▶ [EXERCISE MATERIALS]:
● ● ●
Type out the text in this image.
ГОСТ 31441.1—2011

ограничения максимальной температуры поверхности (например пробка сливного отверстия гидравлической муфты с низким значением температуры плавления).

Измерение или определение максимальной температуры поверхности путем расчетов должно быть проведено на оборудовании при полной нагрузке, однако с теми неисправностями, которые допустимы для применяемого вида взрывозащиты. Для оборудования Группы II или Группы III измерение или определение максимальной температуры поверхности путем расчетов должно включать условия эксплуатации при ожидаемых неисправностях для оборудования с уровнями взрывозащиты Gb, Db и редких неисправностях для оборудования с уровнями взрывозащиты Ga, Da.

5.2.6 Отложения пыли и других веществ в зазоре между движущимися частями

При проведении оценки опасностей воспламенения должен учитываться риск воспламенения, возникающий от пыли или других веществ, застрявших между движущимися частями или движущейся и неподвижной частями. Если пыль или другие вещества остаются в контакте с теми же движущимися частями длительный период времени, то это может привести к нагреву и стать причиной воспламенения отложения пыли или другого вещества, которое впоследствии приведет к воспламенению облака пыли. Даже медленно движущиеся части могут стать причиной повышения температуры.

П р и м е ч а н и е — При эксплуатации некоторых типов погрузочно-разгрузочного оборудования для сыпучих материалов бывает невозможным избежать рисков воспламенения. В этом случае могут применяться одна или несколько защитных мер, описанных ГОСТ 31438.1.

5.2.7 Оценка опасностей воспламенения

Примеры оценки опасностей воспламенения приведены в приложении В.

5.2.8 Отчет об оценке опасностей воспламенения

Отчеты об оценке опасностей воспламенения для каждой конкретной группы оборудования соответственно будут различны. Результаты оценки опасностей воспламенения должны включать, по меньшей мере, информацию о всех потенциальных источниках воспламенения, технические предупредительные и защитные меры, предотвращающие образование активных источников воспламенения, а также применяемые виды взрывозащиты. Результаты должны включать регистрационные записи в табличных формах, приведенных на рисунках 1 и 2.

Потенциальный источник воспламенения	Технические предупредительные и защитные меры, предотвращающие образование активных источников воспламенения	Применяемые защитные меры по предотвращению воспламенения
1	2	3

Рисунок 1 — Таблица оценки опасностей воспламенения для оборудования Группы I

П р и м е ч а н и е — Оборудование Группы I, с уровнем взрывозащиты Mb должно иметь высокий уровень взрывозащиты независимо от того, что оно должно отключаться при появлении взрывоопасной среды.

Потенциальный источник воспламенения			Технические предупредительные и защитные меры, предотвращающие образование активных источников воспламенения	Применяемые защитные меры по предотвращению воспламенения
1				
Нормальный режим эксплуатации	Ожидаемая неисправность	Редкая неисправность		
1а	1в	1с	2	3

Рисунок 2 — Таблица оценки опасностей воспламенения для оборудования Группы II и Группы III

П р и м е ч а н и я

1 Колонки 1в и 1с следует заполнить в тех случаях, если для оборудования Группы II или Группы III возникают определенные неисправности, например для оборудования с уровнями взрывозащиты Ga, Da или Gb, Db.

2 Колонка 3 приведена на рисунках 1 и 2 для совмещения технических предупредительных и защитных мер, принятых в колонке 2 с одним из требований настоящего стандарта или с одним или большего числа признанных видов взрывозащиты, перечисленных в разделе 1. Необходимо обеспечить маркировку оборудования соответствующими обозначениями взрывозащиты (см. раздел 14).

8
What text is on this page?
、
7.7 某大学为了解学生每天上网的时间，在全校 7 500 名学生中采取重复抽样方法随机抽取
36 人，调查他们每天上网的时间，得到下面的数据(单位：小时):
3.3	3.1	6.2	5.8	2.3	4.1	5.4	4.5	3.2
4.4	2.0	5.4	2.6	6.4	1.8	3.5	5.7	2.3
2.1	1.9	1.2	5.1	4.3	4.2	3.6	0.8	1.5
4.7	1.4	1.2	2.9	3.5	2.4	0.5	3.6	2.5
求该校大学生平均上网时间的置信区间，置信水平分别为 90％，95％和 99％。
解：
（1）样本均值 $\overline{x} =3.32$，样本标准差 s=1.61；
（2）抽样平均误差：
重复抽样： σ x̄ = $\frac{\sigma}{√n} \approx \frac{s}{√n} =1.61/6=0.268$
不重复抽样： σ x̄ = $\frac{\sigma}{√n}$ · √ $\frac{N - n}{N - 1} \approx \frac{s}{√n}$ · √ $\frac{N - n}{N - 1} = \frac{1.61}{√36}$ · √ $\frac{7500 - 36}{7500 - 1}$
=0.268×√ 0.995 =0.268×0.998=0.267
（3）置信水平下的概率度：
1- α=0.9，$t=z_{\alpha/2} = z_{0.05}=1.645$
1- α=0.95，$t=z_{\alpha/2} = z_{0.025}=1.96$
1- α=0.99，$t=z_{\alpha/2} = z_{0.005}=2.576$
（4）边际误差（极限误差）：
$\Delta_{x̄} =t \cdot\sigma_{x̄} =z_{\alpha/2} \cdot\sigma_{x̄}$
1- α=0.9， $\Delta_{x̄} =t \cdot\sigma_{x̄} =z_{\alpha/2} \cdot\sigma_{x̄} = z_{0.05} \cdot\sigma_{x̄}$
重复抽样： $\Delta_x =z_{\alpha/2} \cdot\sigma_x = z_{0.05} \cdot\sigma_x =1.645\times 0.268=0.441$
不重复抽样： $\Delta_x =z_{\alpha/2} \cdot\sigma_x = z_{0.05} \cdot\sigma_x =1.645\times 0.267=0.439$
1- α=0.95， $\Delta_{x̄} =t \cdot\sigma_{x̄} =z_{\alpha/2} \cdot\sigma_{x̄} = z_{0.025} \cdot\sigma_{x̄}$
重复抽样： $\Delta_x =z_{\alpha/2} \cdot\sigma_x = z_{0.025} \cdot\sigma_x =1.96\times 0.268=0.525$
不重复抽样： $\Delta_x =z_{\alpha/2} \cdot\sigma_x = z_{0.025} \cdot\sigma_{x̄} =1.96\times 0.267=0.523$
● ● ●
Say, as a number only, how many lines of the data contain "alpha".

10